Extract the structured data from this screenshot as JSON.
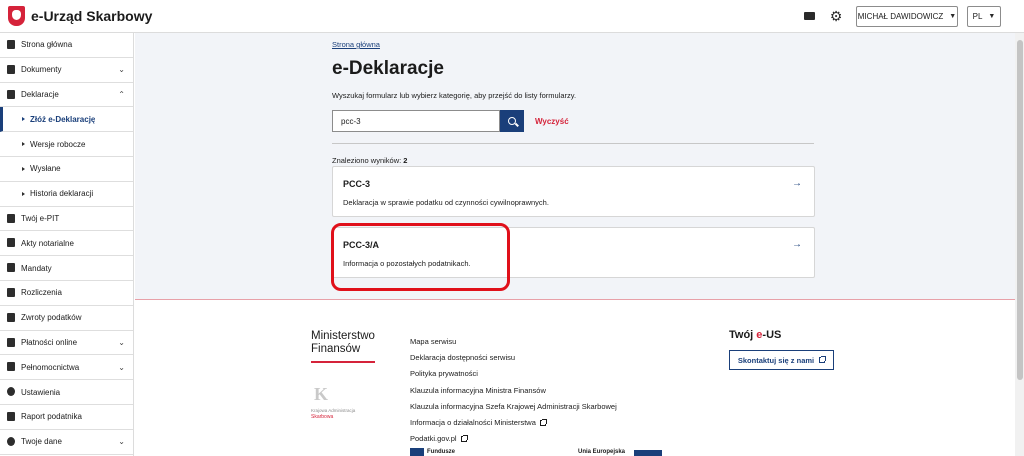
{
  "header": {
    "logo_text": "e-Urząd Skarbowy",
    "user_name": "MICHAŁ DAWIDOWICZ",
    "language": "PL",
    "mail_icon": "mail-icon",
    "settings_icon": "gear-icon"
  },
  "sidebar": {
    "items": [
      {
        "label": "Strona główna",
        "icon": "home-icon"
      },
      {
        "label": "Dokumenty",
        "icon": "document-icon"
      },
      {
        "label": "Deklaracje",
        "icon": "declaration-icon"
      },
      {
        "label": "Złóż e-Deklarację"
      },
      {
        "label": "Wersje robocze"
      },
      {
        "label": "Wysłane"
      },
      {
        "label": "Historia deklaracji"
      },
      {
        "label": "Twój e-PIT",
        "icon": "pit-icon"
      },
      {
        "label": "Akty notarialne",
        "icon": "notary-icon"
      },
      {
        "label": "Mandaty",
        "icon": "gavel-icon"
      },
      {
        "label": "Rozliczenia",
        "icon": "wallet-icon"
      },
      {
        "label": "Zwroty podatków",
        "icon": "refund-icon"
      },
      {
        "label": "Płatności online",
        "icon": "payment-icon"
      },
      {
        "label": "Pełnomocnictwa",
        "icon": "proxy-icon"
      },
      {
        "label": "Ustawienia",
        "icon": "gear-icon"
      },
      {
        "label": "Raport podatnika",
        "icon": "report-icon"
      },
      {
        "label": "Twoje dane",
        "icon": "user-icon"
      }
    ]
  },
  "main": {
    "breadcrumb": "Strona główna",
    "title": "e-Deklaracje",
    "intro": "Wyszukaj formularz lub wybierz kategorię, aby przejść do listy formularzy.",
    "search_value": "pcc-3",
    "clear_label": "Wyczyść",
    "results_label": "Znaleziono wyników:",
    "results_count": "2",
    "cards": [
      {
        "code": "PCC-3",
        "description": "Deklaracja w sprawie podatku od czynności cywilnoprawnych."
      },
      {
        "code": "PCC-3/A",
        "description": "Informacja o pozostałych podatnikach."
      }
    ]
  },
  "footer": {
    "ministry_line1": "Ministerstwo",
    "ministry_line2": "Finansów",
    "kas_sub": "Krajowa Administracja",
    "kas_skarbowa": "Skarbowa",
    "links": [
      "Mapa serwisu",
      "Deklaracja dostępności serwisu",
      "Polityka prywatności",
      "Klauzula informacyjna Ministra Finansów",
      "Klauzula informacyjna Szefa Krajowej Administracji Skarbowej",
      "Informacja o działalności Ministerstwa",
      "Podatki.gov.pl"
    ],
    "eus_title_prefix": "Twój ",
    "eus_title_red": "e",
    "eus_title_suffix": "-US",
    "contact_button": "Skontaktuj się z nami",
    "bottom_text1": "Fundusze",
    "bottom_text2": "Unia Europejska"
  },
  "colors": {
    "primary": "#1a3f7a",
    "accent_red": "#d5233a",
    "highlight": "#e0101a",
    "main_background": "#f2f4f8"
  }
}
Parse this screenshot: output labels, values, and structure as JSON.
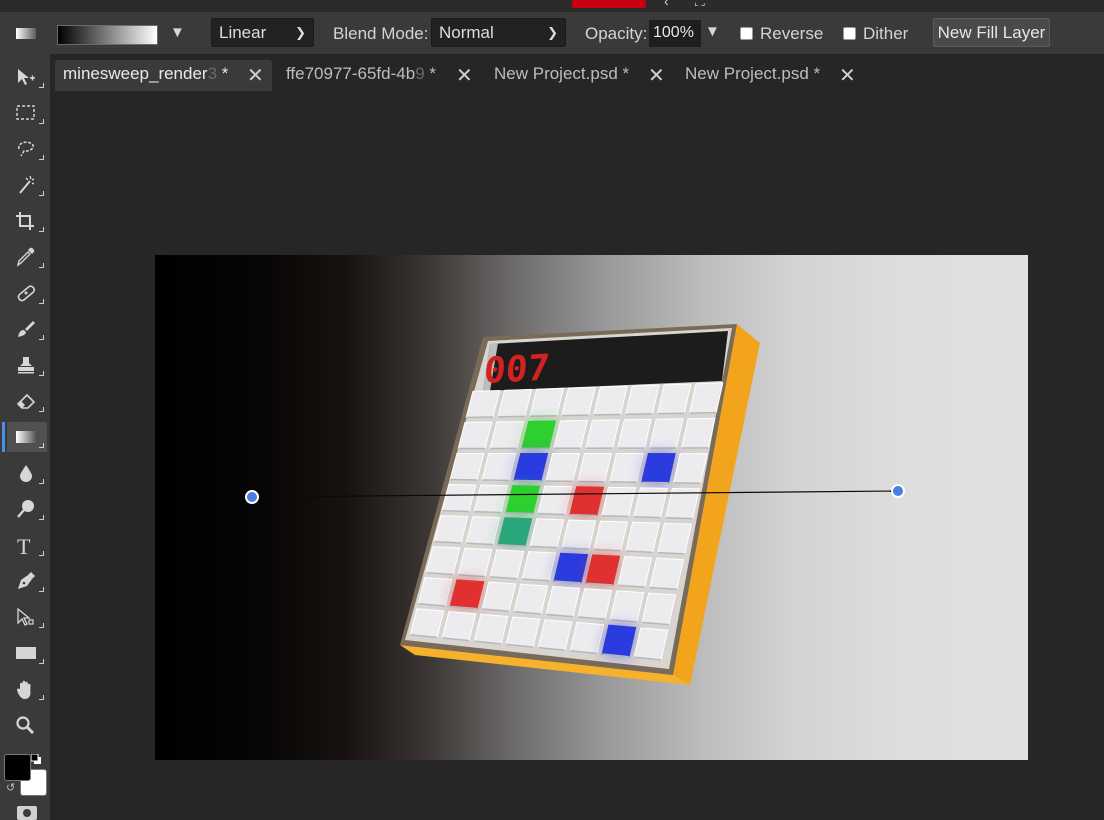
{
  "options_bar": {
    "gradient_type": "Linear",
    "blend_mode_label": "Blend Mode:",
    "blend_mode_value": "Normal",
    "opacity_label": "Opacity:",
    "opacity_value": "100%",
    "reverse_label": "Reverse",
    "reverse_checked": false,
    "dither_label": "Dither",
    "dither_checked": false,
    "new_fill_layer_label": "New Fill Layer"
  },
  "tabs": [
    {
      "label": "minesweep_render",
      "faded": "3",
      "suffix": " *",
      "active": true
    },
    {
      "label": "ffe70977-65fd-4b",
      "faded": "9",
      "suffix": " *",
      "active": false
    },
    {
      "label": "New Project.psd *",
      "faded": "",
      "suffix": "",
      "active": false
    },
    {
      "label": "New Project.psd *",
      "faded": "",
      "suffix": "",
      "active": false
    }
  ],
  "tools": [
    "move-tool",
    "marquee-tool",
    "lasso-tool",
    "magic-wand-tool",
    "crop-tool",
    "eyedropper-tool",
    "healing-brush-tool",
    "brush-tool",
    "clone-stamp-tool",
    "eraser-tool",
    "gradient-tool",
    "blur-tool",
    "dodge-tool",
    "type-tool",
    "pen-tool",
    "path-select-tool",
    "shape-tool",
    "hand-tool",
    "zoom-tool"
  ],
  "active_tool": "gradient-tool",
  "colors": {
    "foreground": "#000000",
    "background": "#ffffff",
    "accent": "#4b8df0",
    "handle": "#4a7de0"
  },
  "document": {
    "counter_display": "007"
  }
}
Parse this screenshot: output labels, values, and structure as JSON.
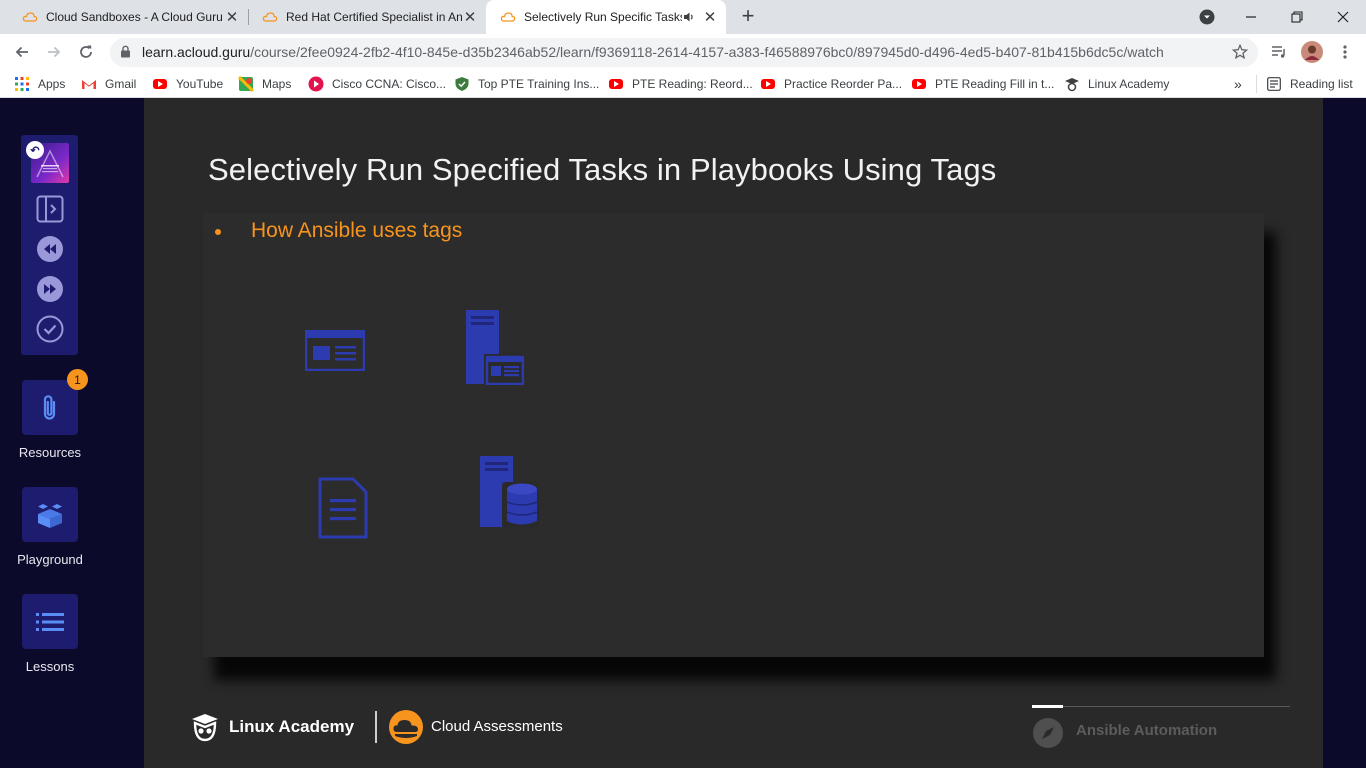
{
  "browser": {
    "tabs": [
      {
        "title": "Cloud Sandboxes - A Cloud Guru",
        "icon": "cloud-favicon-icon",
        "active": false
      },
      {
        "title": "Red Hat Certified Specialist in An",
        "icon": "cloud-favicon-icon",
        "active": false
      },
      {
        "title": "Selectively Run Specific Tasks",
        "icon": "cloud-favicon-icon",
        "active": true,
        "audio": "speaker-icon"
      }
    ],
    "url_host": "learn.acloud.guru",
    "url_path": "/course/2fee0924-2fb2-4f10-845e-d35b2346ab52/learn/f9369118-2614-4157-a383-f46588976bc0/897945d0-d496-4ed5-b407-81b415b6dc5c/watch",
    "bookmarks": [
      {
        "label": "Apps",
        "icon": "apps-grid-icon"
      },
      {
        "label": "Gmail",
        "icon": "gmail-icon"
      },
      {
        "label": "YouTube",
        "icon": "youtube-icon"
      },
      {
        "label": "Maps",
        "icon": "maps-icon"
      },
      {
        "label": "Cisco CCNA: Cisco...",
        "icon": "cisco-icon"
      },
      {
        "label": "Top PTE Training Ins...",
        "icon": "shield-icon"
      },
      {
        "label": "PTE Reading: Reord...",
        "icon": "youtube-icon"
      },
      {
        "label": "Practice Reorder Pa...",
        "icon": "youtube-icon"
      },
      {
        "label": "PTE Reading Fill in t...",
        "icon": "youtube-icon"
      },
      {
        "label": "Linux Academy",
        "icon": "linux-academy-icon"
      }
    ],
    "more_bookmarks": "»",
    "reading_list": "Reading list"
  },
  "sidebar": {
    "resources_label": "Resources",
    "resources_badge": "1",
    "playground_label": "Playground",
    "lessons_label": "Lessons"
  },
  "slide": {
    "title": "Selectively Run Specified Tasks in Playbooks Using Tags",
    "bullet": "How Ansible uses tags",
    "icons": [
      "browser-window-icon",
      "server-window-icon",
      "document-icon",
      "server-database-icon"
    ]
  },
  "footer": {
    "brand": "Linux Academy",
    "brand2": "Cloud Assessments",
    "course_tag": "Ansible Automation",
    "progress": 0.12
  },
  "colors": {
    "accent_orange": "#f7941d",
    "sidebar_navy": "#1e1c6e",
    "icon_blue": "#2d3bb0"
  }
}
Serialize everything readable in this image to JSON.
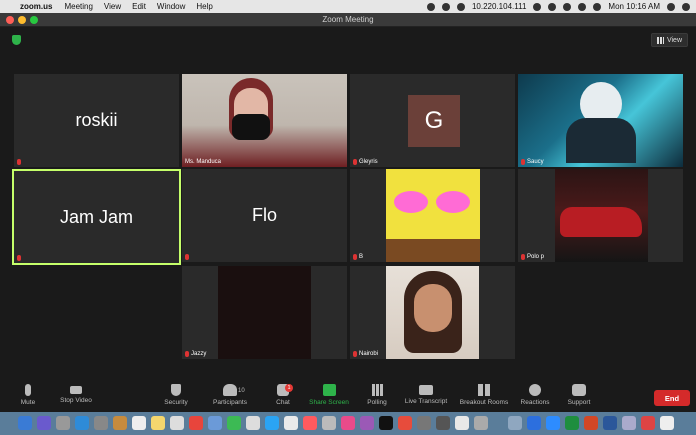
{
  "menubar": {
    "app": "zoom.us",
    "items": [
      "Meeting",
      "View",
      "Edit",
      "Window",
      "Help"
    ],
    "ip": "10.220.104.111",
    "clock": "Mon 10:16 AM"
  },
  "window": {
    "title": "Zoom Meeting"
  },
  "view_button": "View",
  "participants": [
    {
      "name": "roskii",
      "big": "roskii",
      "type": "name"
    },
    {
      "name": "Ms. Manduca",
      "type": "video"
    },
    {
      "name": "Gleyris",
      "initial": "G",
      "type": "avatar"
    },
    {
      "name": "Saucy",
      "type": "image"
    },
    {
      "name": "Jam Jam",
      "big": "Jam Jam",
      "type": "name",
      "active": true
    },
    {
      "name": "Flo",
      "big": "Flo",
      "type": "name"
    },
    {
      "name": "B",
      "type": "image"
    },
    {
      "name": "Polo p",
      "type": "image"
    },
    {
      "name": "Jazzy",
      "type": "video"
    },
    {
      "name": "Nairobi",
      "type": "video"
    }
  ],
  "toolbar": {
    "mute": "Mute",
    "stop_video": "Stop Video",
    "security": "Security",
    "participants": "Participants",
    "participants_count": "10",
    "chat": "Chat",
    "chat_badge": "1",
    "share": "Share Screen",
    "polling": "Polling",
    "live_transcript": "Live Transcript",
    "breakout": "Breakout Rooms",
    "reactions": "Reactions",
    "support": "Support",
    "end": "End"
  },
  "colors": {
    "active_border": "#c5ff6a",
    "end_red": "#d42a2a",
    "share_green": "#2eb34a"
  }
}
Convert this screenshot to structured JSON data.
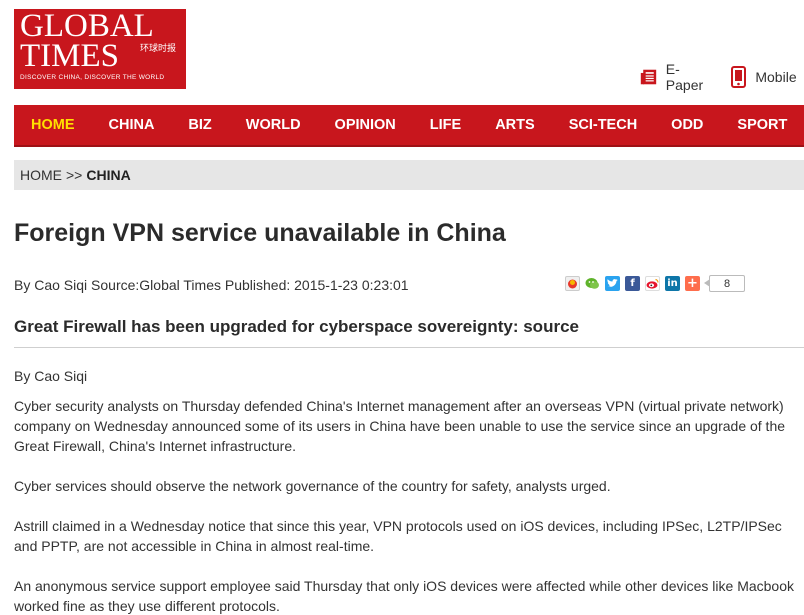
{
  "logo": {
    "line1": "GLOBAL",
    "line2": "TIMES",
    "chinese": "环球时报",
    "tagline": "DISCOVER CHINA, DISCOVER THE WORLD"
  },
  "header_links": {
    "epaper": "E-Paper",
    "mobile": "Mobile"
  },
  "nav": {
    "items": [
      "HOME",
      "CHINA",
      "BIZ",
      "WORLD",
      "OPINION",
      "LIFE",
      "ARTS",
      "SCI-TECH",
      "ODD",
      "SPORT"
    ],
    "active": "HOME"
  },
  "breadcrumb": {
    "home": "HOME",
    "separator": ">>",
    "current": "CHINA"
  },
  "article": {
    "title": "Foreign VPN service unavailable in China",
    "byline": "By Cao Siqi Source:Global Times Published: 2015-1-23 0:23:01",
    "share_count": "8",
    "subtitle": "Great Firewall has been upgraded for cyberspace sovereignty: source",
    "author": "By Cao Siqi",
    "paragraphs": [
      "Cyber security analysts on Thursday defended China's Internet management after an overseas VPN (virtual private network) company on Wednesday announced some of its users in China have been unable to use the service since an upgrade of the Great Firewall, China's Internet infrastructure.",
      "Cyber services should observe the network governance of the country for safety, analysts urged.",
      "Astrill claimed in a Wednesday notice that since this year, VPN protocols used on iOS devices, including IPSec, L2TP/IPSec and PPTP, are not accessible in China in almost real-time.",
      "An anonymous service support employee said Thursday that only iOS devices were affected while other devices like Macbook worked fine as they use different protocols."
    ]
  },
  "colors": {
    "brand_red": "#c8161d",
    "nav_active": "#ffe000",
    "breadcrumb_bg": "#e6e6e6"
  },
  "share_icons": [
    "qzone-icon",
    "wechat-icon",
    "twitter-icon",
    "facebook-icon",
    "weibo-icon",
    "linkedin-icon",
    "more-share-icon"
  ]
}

• • • • • • •

[WHAT IS ASKED] Wherever the string "Great" appears in the entries above, list that line.

[OUTPUT OF THE EXERCISE]
    "subtitle": "Great Firewall has been upgraded for cyberspace sovereignty: source",
      "Cyber security analysts on Thursday defended China's Internet management after an overseas VPN (virtual private network) company on Wednesday announced some of its users in China have been unable to use the service since an upgrade of the Great Firewall, China's Internet infrastructure.",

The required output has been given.